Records
-=-=-

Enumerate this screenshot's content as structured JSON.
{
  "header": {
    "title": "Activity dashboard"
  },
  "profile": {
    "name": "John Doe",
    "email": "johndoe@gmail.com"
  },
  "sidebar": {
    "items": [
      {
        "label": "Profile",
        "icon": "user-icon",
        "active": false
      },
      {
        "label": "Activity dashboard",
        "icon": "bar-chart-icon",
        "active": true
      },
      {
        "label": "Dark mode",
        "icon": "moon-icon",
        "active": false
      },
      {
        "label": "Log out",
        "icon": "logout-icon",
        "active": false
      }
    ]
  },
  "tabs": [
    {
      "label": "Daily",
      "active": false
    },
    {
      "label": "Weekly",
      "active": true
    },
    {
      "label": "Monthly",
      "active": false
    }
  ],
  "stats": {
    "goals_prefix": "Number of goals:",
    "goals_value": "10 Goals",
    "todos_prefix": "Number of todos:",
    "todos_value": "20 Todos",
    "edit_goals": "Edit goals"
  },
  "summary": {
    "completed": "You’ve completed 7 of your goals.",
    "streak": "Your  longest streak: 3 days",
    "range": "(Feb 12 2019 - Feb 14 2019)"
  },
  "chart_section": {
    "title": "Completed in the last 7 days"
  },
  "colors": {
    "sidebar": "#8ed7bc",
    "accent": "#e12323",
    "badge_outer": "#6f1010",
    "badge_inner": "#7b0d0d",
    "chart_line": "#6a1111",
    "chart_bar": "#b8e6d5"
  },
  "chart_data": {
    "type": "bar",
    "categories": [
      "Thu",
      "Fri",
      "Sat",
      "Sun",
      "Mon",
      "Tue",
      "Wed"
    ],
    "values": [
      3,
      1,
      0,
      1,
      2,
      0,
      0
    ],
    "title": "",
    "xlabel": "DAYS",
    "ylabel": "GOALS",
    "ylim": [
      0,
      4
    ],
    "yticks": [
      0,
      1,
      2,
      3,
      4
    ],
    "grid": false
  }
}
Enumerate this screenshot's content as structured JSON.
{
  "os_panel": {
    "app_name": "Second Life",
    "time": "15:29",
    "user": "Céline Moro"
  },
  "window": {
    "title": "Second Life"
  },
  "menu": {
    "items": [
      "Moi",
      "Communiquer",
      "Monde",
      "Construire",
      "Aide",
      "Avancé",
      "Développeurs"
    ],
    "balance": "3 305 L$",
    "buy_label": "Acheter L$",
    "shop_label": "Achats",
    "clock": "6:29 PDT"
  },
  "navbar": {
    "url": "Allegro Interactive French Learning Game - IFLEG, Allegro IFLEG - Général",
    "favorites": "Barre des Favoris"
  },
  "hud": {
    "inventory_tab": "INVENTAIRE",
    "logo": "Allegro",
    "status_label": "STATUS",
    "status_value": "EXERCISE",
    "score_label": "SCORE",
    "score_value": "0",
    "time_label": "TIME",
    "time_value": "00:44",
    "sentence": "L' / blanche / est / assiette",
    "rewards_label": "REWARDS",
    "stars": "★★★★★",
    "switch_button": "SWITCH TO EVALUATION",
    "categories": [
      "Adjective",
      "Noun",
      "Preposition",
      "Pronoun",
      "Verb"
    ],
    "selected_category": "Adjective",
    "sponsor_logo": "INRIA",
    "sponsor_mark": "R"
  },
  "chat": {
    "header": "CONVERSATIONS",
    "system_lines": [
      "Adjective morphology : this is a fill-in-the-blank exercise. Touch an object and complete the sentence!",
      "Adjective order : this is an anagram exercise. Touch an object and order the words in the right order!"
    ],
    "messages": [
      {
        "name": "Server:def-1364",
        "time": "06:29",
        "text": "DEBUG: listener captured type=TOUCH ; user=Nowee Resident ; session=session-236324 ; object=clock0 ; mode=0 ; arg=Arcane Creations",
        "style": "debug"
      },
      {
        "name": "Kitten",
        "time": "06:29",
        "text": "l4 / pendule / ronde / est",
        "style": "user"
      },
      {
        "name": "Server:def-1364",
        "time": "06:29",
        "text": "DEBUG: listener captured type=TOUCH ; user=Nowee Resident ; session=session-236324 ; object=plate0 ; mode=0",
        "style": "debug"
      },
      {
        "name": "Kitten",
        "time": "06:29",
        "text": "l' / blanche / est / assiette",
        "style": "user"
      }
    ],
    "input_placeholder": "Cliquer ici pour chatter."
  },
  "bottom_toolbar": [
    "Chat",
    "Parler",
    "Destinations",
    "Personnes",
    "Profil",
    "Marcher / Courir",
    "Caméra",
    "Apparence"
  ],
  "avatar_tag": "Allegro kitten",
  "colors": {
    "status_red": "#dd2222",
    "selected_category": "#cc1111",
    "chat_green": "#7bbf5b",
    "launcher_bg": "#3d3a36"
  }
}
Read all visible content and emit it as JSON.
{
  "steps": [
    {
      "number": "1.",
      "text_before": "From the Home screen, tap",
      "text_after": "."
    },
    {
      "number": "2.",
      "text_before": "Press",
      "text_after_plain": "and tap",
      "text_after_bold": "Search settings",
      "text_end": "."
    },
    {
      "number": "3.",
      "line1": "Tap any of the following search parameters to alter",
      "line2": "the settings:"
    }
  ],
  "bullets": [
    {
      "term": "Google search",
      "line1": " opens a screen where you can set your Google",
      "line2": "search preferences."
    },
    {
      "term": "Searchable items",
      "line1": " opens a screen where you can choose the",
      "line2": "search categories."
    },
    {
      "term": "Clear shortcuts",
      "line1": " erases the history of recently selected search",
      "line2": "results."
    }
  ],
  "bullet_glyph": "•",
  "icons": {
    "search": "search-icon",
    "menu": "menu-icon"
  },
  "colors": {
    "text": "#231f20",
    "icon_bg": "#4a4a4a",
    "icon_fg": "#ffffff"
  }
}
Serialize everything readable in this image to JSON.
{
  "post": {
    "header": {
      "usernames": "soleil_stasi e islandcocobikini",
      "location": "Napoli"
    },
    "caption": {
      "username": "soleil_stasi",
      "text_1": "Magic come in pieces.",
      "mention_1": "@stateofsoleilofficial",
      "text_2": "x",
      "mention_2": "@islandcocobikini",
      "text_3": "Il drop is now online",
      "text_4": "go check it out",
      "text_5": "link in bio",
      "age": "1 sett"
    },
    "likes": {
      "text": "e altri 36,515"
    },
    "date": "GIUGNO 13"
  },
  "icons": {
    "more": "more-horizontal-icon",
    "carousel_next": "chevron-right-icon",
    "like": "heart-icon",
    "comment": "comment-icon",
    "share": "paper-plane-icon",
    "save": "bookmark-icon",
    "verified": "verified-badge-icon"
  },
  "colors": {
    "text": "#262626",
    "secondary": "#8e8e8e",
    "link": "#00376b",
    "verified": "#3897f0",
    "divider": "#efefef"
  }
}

-=-=-

■ What this task involves
Where a line of the entries contains the word "listener", copy that line.

■ The response
        "text": "DEBUG: listener captured type=TOUCH ; user=Nowee Resident ; session=session-236324 ; object=clock0 ; mode=0 ; arg=Arcane Creations",
        "text": "DEBUG: listener captured type=TOUCH ; user=Nowee Resident ; session=session-236324 ; object=plate0 ; mode=0",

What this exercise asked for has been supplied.